### [What the task asks]
Reproduce only the lines from the line containing "What text is on this page?" to the end of the entries below, including both of those lines.

### [Records for the task]
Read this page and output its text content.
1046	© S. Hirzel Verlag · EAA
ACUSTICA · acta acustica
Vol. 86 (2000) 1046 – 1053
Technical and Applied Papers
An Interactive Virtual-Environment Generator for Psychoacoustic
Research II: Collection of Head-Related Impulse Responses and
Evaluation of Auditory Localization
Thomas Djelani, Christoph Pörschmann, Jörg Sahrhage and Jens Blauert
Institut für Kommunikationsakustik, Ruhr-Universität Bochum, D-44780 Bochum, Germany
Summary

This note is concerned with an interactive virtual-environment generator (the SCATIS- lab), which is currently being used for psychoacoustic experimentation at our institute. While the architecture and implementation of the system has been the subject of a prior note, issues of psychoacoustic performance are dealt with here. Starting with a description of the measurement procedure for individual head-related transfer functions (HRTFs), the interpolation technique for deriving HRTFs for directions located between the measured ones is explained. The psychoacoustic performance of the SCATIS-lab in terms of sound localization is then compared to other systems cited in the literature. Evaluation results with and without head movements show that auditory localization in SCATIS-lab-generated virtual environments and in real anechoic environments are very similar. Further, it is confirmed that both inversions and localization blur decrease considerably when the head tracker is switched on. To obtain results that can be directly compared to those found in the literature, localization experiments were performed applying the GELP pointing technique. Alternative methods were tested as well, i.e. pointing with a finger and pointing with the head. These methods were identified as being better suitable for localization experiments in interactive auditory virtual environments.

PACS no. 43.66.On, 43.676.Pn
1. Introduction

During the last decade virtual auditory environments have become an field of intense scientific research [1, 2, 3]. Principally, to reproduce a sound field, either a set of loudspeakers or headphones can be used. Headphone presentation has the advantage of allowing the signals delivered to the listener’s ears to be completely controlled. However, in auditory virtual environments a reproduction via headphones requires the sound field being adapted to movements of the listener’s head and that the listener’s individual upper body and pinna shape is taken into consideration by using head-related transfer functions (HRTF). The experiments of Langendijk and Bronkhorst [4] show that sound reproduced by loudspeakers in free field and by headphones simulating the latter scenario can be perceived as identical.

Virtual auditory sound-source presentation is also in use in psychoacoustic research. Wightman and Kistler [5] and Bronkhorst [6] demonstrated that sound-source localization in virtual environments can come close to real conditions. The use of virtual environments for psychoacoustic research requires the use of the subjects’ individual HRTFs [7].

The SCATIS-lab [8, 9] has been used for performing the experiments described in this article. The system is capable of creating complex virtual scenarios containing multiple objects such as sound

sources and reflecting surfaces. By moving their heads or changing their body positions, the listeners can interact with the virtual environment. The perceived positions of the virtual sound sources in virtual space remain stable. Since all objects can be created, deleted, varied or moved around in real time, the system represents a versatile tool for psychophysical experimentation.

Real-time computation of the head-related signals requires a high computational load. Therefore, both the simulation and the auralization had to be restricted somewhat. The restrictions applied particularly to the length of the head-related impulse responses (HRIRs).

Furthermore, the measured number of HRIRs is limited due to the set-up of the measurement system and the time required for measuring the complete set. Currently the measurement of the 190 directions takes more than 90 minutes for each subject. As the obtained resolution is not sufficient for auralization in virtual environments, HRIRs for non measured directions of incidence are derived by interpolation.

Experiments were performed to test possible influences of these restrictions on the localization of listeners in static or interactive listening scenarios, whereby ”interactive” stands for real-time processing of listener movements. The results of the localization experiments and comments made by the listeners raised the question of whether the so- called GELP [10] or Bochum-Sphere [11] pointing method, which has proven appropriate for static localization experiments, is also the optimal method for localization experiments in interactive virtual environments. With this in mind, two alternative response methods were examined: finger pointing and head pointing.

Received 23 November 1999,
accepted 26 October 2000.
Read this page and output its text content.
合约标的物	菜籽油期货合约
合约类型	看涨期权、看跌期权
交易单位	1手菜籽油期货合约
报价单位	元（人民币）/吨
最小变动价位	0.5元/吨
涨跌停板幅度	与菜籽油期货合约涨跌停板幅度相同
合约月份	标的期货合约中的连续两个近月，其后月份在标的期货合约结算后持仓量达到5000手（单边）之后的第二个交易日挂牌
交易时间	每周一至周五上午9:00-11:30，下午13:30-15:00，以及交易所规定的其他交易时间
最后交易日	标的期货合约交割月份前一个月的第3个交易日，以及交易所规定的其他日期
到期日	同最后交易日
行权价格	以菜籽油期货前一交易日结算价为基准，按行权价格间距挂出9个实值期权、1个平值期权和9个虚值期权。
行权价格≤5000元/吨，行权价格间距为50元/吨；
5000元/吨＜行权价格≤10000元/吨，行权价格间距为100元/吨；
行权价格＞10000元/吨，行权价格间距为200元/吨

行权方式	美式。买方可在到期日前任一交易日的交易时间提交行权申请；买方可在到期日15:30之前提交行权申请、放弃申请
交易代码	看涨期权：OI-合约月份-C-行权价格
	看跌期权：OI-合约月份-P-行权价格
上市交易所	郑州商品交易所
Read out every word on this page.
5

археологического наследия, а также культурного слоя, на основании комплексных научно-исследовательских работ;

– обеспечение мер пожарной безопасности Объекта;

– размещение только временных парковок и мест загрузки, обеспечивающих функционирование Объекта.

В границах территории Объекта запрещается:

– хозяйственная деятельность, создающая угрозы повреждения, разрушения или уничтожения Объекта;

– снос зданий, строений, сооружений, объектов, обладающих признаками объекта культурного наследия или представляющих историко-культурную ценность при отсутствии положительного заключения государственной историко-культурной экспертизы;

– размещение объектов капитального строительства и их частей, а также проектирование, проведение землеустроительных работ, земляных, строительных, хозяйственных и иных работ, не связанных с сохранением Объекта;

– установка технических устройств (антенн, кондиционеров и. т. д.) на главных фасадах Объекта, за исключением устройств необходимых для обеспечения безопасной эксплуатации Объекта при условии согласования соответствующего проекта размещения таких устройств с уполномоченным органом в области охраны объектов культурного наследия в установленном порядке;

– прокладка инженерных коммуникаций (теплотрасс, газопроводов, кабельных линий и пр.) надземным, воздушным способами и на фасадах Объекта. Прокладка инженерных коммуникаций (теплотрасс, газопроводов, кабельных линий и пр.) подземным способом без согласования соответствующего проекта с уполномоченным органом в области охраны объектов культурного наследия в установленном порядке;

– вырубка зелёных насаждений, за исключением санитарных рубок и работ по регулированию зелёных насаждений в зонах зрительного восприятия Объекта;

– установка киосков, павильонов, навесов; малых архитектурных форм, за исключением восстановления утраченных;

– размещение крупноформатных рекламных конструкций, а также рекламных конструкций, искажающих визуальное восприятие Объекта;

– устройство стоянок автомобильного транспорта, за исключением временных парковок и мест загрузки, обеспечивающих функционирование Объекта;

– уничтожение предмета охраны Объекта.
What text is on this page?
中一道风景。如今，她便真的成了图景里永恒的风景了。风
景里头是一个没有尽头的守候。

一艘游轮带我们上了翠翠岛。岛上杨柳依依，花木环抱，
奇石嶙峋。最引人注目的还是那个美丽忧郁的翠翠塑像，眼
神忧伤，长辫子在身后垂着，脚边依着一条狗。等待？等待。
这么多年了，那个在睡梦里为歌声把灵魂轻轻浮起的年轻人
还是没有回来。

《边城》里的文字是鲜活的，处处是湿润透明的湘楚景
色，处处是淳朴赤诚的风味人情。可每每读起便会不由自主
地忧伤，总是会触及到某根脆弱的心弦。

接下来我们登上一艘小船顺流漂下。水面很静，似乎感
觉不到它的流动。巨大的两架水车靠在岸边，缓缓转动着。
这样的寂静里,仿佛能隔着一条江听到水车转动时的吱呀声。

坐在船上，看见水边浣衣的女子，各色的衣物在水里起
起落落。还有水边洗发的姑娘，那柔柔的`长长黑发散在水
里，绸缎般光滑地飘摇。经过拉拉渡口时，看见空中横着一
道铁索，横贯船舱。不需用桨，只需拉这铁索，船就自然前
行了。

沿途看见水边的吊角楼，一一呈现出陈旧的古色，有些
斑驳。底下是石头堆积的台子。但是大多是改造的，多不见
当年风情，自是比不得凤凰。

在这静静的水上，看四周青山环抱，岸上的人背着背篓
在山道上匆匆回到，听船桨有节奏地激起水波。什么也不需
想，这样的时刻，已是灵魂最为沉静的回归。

### [Final answer]
What text is on this page?
中一道风景。如今，她便真的成了图景里永恒的风景了。风
景里头是一个没有尽头的守候。

一艘游轮带我们上了翠翠岛。岛上杨柳依依，花木环抱，
奇石嶙峋。最引人注目的还是那个美丽忧郁的翠翠塑像，眼
神忧伤，长辫子在身后垂着，脚边依着一条狗。等待？等待。
这么多年了，那个在睡梦里为歌声把灵魂轻轻浮起的年轻人
还是没有回来。

《边城》里的文字是鲜活的，处处是湿润透明的湘楚景
色，处处是淳朴赤诚的风味人情。可每每读起便会不由自主
地忧伤，总是会触及到某根脆弱的心弦。

接下来我们登上一艘小船顺流漂下。水面很静，似乎感
觉不到它的流动。巨大的两架水车靠在岸边，缓缓转动着。
这样的寂静里,仿佛能隔着一条江听到水车转动时的吱呀声。

坐在船上，看见水边浣衣的女子，各色的衣物在水里起
起落落。还有水边洗发的姑娘，那柔柔的`长长黑发散在水
里，绸缎般光滑地飘摇。经过拉拉渡口时，看见空中横着一
道铁索，横贯船舱。不需用桨，只需拉这铁索，船就自然前
行了。

沿途看见水边的吊角楼，一一呈现出陈旧的古色，有些
斑驳。底下是石头堆积的台子。但是大多是改造的，多不见
当年风情，自是比不得凤凰。

在这静静的水上，看四周青山环抱，岸上的人背着背篓
在山道上匆匆回到，听船桨有节奏地激起水波。什么也不需
想，这样的时刻，已是灵魂最为沉静的回归。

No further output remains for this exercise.